------ Выбранный фрагмент

Ахматова жила и в Фонтанном доме и в Мраморном дворце
Если бы мне платили по рублю за каждую статью, написанную про Ахматову и Фонтанный дом, я бы уже сам жил в небольшом дворце. Не Мраморном, конечно, но хотя бы в приличном особняке без сквозняков. Про Анну Андреевну там написано столько, что можно отапливать весь Литейный, не растапливая печь.
И да, естественно, она жила в Фонтанном доме — это вам скажет любая экскурсоводша, даже если её разбудить ночью и встряхнуть. Но и Мраморный дворец был в её биографии не как декоративное пятно, а как вполне себе место проживания. Хотя проживание это выглядело… скажем так: более сюрреалистично, чем весь «Бубновый валет» вместе взятый.
Шилейко: муж с мумией, профессор с клинописью, и человек, который ревновал Ахматову к чернилам
История была такая. Пока Гумилёв геройствовал на фронте, Ахматова решила временно сменить дислокацию и поселилась у будущего профессора Шилейко. Мужчина был интересный. В том смысле, что если бы он жил сейчас, вел бы YouTube-канал «Раскопаем Египет за 10 минут» и спал бы на подушке из ассирийских словарей.
Когда Гумилёв вернулся, весь такой победоносный, Анна Андреевна, не отходя от кассы, сказала: — Коленька, я с тобой развожусь.
Спокойно. Как будто объявила, что суп пересолила. Гумилёв, кстати, страдал недолго. Примерно до вечера. К утру уже женился.

------------

▸ Описание задания: Перепечатайте из приведенного выше текста об Ахматове отрывок, начиная со слов «Шилейко: муж с» и заканчивая словами «из ассирийских словарей.».

------ Исходные данные

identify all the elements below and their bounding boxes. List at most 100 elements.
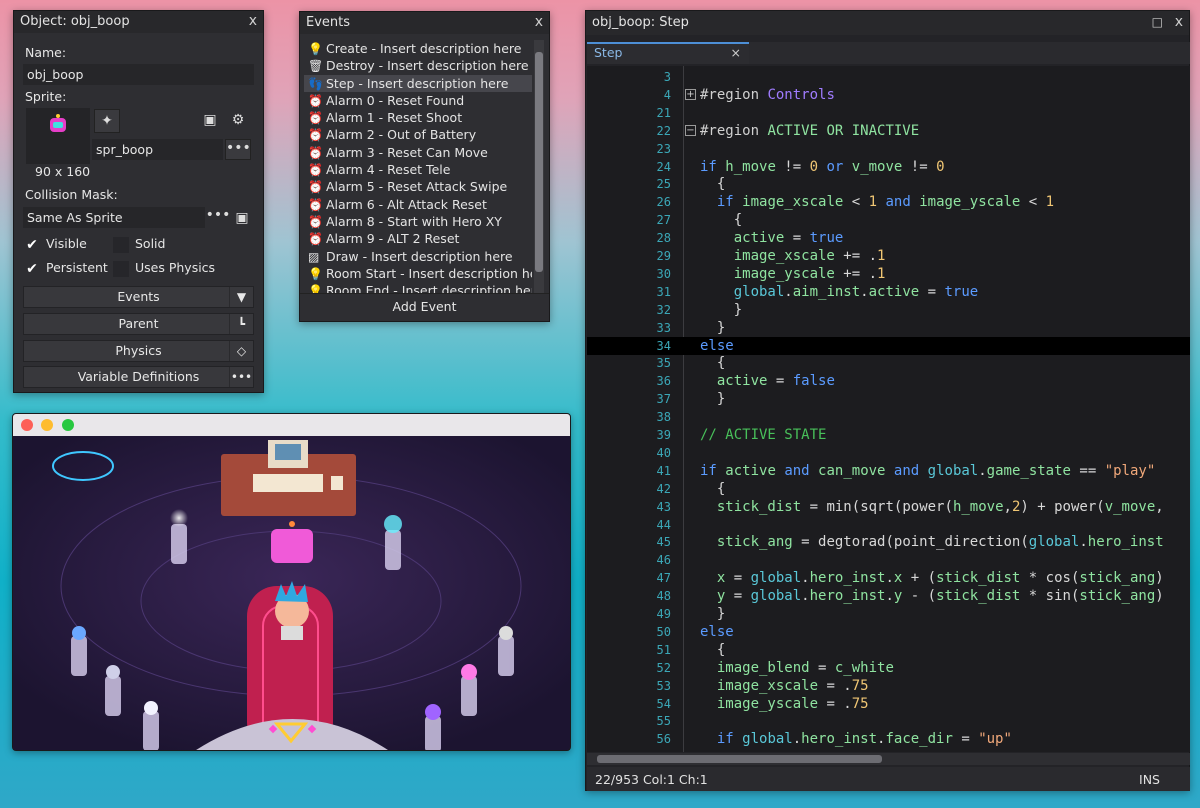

------------

▸ Результат:
Шилейко: муж с мумией, профессор с клинописью, и человек, который ревновал Ахматову к чернилам
История была такая. Пока Гумилёв геройствовал на фронте, Ахматова решила временно сменить дислокацию и поселилась у будущего профессора Шилейко. Мужчина был интересный. В том смысле, что если бы он жил сейчас, вел бы YouTube-канал «Раскопаем Египет за 10 минут» и спал бы на подушке из ассирийских словарей.